__RAW RECORDS__:

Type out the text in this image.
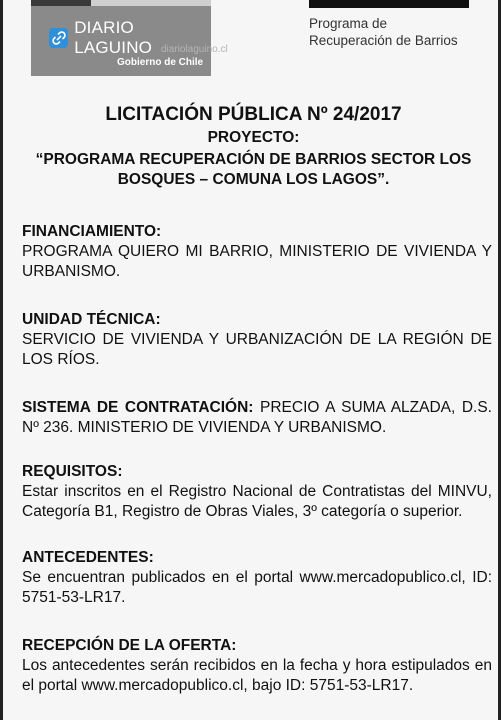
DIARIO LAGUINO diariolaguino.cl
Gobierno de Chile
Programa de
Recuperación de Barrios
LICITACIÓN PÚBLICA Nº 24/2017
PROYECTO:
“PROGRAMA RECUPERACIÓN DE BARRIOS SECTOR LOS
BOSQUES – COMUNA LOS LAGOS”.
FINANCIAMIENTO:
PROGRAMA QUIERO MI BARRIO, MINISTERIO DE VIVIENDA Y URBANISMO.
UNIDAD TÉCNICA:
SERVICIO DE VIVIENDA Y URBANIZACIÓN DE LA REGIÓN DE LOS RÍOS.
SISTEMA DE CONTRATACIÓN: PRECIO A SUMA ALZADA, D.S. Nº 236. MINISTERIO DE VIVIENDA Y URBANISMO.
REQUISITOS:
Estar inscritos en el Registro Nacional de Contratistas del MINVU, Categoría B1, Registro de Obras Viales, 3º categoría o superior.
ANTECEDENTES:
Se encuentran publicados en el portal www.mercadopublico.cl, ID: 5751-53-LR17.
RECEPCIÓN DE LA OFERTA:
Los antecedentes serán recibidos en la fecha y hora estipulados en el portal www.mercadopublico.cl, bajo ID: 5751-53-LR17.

...

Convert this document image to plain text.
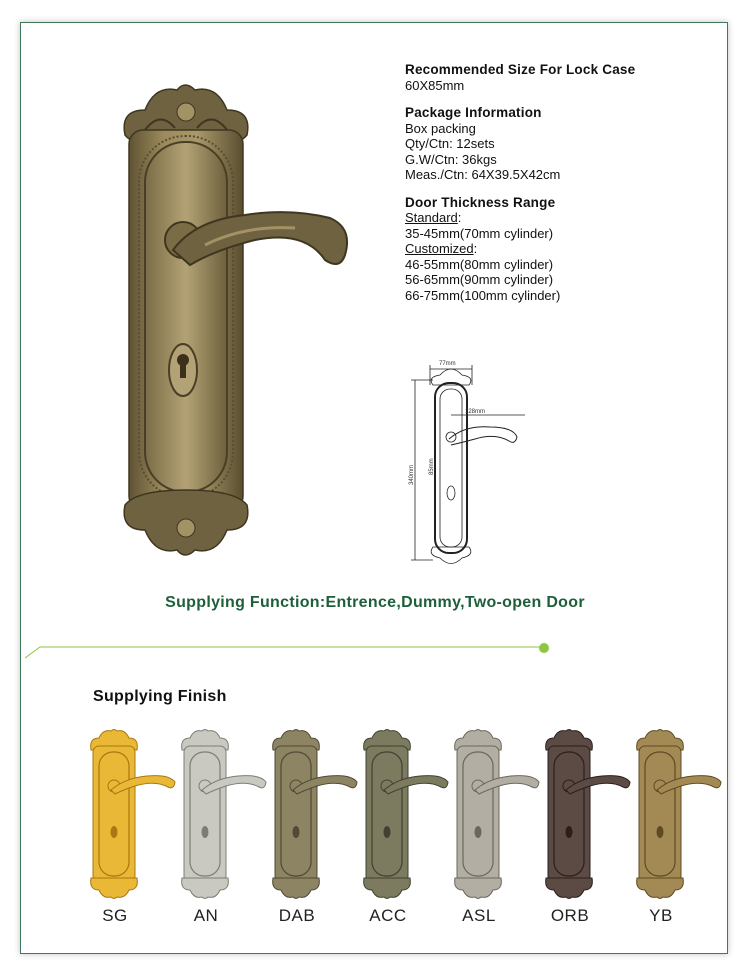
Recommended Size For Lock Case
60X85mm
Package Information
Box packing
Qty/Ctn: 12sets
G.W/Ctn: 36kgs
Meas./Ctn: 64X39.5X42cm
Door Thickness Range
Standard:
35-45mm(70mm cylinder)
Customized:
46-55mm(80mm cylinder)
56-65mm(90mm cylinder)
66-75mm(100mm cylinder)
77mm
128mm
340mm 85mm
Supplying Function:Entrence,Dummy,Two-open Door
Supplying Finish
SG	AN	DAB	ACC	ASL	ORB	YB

__OBJECTIVE__: Copy every line of the data that holds the string "this".

__TASK ANSWER__:
Type out the text in this image.
Convert this document image to plain text.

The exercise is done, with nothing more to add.